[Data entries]
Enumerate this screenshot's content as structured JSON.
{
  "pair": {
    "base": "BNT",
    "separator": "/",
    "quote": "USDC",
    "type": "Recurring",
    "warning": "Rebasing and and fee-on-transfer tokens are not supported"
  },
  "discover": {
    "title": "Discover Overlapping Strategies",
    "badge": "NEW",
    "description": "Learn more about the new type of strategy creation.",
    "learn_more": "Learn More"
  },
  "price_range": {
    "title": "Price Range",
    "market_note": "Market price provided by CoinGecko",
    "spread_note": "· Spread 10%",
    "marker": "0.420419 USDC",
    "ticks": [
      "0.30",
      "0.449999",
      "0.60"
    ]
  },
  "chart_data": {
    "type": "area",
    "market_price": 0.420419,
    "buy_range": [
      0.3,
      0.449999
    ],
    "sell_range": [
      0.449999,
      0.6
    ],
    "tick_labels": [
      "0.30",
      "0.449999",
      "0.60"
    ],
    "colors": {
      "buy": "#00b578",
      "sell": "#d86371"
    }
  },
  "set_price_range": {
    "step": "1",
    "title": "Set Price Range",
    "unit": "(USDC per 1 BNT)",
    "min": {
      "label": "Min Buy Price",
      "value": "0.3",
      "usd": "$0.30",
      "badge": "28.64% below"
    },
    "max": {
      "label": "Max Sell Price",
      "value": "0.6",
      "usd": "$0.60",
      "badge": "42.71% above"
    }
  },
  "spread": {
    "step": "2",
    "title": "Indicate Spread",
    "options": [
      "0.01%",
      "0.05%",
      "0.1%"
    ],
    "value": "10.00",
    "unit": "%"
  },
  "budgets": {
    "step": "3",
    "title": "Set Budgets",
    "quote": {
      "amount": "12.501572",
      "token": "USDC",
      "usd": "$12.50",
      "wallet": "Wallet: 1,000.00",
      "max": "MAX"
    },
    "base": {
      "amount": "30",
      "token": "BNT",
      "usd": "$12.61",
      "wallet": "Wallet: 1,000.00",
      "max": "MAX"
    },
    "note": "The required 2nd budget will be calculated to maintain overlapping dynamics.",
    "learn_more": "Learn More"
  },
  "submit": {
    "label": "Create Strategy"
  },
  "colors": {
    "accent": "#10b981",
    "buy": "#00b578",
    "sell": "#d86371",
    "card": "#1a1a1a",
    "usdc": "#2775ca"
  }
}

...

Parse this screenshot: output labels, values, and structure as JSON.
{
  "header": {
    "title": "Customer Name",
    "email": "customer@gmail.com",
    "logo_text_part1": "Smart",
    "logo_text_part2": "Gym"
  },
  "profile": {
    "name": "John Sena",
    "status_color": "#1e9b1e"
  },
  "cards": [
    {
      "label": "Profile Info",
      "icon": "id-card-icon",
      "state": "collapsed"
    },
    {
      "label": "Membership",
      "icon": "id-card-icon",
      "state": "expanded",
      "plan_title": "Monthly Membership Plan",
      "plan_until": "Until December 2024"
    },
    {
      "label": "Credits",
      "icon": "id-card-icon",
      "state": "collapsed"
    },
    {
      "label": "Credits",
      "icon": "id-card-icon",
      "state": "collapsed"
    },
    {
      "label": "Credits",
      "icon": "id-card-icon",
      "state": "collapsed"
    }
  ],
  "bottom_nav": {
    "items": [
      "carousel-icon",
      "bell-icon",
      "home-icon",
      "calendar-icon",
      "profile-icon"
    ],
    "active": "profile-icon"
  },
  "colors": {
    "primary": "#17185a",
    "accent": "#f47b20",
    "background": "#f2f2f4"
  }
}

### Requirements:
Count each line where the string "type" occurs, and write only the number.

### Exercise response:
3